◆ Written problem:
Your task is to copy every line of the entries that contains "JSON".

═════ Extracted data ═════

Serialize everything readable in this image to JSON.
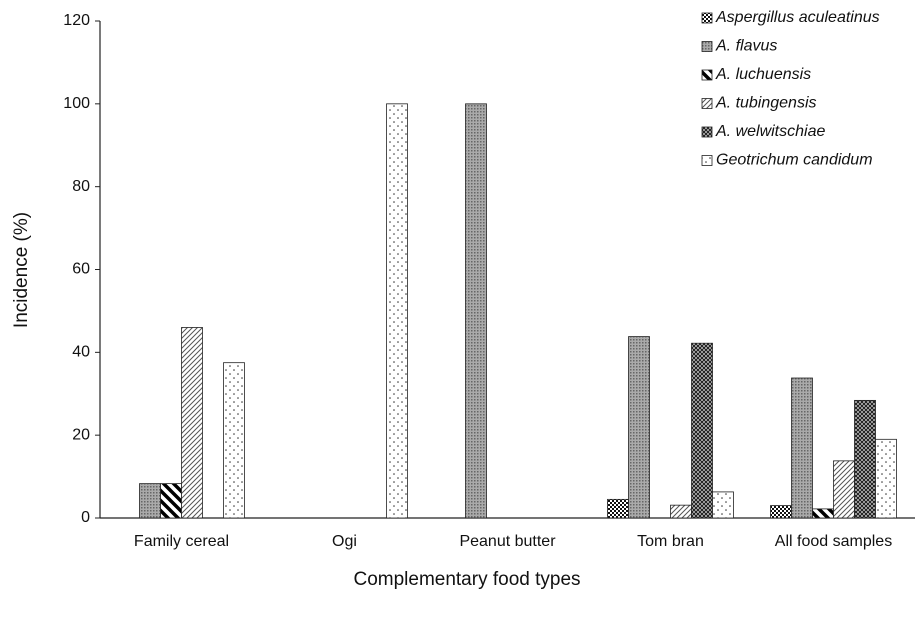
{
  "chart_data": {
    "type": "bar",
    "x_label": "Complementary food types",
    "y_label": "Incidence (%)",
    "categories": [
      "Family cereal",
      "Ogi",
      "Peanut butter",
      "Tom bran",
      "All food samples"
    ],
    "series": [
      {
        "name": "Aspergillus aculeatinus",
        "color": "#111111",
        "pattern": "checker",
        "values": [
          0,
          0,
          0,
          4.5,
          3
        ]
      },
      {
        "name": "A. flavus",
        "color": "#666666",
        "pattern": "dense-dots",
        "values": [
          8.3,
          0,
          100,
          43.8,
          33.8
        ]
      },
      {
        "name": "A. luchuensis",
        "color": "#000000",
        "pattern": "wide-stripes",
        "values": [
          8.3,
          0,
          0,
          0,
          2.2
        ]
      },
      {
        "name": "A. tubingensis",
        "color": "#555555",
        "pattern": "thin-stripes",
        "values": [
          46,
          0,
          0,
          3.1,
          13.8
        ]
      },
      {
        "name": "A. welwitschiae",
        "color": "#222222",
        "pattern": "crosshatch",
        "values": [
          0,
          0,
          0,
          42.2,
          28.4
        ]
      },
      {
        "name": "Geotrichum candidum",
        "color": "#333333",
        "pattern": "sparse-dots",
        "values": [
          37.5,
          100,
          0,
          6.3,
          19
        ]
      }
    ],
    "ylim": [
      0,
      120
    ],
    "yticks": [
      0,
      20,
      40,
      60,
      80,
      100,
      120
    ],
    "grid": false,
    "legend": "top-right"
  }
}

═════
═════ Extracted data ═════

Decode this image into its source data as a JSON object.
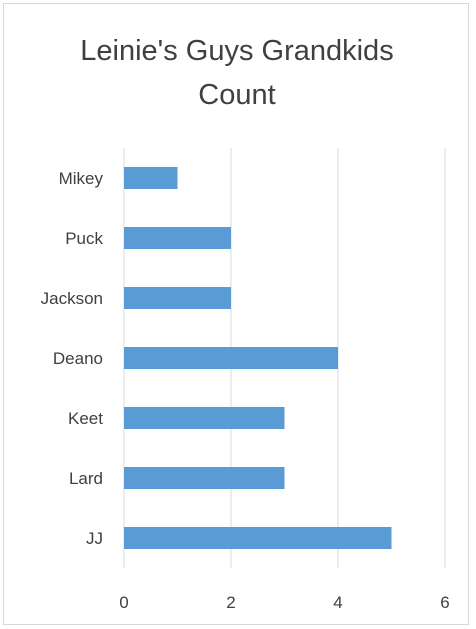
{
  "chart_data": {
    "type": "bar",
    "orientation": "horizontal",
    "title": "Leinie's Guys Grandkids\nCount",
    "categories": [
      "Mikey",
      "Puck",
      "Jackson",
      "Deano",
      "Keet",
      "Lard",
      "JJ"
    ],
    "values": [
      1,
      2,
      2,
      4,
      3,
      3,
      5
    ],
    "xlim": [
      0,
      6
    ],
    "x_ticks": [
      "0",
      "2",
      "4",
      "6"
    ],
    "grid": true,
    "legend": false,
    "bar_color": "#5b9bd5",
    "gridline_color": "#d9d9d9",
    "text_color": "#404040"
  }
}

═════

◆ Answer:
Serialize everything readable in this image to JSON.
Decode this image into its source data as a JSON object.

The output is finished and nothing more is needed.